Figure dataset records:
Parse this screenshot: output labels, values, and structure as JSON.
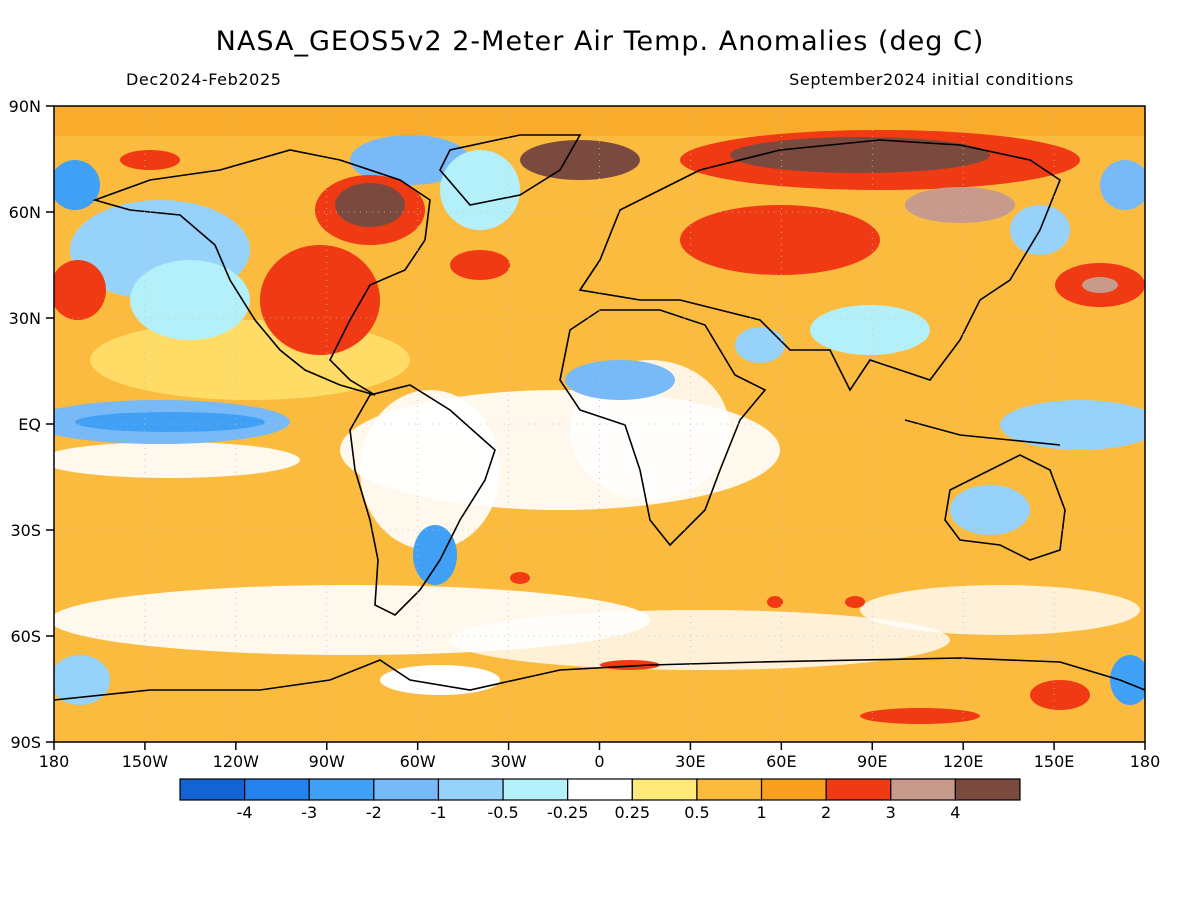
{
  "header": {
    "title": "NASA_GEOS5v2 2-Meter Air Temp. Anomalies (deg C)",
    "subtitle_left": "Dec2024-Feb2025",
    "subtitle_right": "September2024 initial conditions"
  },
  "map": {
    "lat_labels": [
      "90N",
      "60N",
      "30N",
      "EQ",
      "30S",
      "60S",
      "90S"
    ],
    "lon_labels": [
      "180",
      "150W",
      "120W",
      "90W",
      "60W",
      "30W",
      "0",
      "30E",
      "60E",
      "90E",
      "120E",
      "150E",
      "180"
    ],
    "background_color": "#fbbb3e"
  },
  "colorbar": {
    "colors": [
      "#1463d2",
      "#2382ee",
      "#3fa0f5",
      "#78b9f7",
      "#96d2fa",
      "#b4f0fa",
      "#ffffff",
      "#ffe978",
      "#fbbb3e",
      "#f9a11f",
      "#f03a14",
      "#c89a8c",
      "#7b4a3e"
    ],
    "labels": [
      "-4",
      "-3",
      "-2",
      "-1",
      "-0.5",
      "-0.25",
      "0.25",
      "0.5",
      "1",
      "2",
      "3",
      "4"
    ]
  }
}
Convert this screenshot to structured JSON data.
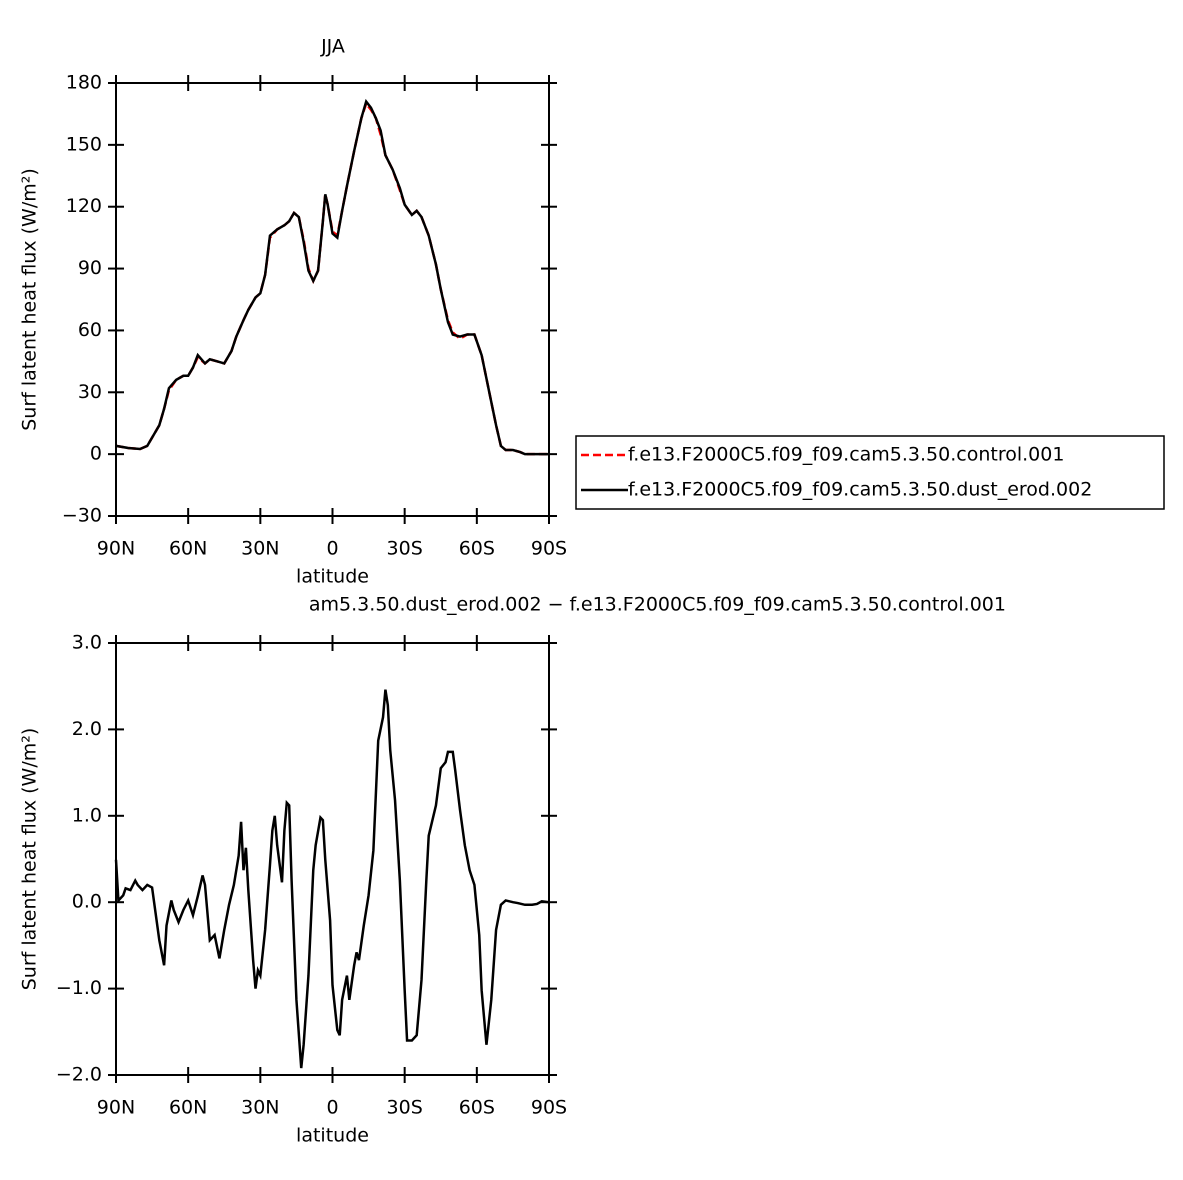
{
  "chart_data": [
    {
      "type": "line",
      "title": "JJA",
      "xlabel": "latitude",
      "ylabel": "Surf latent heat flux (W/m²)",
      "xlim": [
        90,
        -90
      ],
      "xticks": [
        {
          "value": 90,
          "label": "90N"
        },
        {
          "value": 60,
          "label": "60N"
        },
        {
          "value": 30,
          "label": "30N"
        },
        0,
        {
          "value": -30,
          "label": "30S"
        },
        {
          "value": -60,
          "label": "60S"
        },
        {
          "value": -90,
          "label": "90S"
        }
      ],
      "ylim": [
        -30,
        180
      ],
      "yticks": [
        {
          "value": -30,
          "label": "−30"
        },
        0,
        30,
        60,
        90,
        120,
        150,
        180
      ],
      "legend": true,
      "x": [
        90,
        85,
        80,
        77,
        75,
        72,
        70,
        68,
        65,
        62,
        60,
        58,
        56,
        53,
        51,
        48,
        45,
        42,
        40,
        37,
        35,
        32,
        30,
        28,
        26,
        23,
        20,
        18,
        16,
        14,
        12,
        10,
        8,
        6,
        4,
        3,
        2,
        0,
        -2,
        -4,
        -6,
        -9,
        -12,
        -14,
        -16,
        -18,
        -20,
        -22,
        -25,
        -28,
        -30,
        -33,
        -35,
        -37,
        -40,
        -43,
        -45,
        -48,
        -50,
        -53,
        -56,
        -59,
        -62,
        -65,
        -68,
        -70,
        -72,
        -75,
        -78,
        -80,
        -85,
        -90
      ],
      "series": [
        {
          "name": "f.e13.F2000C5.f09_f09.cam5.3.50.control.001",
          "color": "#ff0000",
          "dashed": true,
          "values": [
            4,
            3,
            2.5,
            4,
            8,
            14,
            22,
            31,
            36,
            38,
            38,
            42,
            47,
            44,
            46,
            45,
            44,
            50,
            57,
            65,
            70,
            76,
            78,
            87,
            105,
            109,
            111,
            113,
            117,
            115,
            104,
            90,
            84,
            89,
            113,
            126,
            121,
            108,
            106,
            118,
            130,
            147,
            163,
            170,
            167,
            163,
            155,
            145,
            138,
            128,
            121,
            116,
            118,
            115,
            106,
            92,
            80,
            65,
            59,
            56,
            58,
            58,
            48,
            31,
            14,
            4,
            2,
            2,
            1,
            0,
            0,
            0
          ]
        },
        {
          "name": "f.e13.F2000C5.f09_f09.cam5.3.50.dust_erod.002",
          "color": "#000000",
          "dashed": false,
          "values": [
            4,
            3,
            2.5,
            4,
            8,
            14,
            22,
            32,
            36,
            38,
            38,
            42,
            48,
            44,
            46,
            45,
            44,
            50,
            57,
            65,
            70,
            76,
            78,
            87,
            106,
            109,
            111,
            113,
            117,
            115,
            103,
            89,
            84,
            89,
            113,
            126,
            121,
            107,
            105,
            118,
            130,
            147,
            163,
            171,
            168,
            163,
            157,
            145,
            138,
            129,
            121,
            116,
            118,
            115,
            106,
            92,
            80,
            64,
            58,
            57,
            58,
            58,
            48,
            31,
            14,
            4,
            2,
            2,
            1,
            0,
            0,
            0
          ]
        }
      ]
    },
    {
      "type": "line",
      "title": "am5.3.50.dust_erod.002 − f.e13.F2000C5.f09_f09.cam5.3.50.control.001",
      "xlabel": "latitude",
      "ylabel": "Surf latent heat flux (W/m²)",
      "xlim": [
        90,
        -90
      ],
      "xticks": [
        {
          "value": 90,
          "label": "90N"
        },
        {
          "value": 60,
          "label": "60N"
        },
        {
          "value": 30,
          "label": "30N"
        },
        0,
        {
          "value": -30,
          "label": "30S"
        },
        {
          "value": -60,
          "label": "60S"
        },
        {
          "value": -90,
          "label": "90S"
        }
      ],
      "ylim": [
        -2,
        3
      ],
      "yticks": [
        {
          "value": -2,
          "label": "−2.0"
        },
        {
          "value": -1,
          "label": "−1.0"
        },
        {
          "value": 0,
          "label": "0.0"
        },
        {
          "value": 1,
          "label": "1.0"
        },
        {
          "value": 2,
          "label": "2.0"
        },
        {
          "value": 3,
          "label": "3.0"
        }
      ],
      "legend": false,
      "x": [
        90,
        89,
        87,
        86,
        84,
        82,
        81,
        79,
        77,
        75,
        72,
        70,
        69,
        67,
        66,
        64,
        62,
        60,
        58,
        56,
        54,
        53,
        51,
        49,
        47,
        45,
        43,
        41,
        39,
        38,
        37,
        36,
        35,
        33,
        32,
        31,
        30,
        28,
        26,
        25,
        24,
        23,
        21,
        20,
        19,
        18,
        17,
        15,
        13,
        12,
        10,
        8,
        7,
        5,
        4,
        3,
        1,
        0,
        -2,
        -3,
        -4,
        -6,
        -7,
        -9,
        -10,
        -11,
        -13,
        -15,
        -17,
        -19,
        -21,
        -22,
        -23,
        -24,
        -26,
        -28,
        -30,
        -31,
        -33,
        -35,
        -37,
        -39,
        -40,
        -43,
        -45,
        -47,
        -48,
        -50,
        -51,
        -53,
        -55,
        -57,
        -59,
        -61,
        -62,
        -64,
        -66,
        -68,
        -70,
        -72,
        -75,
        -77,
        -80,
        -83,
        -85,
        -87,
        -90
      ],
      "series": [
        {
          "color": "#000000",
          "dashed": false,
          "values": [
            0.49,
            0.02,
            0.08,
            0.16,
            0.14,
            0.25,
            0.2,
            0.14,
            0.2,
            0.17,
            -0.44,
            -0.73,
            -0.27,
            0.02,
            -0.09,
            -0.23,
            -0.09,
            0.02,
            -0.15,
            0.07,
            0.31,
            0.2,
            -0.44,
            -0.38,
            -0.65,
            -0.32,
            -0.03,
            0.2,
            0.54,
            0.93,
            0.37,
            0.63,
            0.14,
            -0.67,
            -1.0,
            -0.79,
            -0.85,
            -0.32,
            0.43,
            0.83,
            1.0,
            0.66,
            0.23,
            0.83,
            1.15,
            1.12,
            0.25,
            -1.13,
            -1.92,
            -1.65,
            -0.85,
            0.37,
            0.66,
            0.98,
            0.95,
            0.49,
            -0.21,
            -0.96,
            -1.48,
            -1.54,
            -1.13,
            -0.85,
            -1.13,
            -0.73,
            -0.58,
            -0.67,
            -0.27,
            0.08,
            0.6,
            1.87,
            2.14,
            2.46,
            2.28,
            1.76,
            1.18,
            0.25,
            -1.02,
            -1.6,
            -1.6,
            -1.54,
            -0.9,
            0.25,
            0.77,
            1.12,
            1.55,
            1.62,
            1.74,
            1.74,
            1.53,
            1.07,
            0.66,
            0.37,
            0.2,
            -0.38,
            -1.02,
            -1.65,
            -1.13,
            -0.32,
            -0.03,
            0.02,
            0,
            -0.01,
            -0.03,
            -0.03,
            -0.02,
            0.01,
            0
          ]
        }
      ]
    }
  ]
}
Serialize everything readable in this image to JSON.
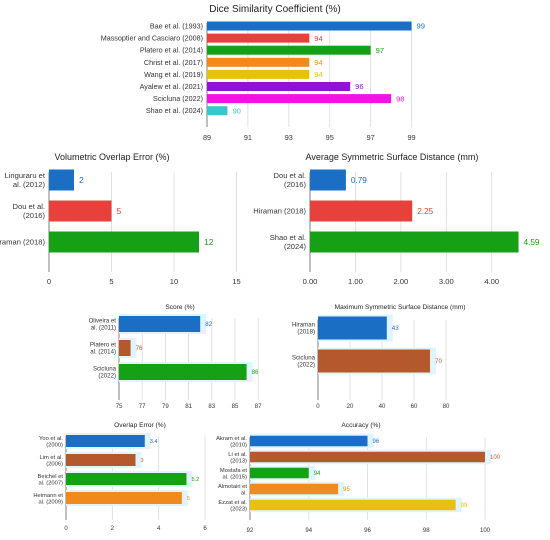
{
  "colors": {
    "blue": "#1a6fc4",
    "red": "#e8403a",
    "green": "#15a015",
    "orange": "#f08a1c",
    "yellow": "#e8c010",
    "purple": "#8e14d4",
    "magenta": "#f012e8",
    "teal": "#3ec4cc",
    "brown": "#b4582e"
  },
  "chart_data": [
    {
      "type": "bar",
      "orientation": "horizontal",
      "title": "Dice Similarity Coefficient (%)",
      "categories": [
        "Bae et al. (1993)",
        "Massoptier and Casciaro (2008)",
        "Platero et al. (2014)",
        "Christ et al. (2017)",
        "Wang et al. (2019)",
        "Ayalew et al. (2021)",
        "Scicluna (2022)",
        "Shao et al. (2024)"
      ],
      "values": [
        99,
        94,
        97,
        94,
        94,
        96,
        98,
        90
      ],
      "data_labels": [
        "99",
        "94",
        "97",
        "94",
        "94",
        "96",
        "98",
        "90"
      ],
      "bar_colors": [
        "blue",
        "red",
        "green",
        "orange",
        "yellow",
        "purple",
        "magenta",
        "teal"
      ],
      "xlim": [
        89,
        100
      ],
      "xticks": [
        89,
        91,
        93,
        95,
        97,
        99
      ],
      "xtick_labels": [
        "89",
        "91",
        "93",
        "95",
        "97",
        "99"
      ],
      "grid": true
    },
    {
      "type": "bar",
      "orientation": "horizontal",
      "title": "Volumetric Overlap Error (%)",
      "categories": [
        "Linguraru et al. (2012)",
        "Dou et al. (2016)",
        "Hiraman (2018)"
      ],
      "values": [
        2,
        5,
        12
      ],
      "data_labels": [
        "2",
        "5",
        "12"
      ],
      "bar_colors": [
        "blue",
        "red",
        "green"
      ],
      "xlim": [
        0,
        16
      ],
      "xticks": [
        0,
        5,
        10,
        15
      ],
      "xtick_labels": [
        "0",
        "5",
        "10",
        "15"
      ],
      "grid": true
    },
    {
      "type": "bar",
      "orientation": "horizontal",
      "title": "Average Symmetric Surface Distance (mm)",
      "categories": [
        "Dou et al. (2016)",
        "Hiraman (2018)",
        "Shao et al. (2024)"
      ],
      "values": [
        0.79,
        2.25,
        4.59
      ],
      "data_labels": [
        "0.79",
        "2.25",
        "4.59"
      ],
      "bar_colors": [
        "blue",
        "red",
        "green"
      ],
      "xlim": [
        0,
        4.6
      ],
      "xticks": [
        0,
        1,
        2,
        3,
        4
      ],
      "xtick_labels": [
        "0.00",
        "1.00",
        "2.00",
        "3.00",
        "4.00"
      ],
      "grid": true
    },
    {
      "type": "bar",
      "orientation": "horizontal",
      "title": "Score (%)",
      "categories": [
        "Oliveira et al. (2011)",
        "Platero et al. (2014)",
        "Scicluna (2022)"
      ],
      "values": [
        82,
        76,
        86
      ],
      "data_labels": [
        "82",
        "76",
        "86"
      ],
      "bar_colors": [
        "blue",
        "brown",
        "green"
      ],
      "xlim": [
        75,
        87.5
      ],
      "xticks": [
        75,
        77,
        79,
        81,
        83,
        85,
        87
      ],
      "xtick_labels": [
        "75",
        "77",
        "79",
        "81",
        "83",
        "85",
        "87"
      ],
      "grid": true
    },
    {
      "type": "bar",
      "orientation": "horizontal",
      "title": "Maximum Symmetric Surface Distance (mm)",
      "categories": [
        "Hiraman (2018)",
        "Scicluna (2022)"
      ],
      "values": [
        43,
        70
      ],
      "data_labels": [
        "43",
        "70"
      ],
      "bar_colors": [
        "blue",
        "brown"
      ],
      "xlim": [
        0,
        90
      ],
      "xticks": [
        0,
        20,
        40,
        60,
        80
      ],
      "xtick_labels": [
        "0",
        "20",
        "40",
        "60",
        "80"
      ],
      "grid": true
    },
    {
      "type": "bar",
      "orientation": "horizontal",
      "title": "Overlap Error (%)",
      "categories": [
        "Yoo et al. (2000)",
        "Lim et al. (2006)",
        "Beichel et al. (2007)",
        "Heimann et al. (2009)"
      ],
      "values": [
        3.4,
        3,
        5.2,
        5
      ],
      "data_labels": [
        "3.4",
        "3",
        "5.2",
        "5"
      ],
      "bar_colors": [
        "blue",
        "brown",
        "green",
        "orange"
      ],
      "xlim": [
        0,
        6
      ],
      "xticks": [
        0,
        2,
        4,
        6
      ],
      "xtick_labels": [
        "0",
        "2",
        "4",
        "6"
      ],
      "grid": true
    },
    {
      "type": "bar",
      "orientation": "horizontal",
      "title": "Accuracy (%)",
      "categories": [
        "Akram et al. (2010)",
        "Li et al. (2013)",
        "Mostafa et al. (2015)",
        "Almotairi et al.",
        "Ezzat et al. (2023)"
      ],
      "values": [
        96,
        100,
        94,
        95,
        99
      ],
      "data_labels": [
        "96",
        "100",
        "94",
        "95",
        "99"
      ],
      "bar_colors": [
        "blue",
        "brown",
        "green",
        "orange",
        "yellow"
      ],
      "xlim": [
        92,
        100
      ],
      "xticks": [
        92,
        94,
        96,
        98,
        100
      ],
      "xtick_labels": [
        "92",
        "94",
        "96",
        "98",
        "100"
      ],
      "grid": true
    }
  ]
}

→ **WHAT TO WORK ON**:
Find every line containing the word "this", then give the total and nothing more.

→ **ANSWER FOR THE TASK**:
3